EXERCISE INSTRUCTIONS: What lines of the data hold the string "сделайте"? Pull each one out.

MATERIAL FOR THE TASK:
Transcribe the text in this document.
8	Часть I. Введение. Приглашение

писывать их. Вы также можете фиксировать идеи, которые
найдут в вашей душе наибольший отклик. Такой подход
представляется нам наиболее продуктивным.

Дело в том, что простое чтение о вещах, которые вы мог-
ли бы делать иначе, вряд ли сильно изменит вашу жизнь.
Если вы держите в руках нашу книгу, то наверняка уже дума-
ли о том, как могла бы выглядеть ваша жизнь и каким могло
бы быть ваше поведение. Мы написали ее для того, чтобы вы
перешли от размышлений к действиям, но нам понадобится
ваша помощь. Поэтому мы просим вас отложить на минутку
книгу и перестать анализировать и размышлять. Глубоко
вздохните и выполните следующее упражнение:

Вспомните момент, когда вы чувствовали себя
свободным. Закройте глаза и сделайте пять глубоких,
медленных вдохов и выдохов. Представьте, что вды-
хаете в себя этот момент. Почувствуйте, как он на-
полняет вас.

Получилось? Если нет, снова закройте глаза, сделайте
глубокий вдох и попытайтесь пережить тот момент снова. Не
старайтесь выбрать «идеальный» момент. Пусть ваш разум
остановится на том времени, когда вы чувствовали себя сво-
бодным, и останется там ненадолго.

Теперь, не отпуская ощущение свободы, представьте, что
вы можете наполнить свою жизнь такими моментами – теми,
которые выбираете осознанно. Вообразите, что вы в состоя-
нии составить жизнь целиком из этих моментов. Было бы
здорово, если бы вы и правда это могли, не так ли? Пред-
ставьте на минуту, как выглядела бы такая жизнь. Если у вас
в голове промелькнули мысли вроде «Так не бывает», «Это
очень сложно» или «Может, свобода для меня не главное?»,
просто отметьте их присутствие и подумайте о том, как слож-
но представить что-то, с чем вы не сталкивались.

EXERCISE RESPONSE:
свободным. Закройте глаза и сделайте пять глубоких,
Получилось? Если нет, снова закройте глаза, сделайте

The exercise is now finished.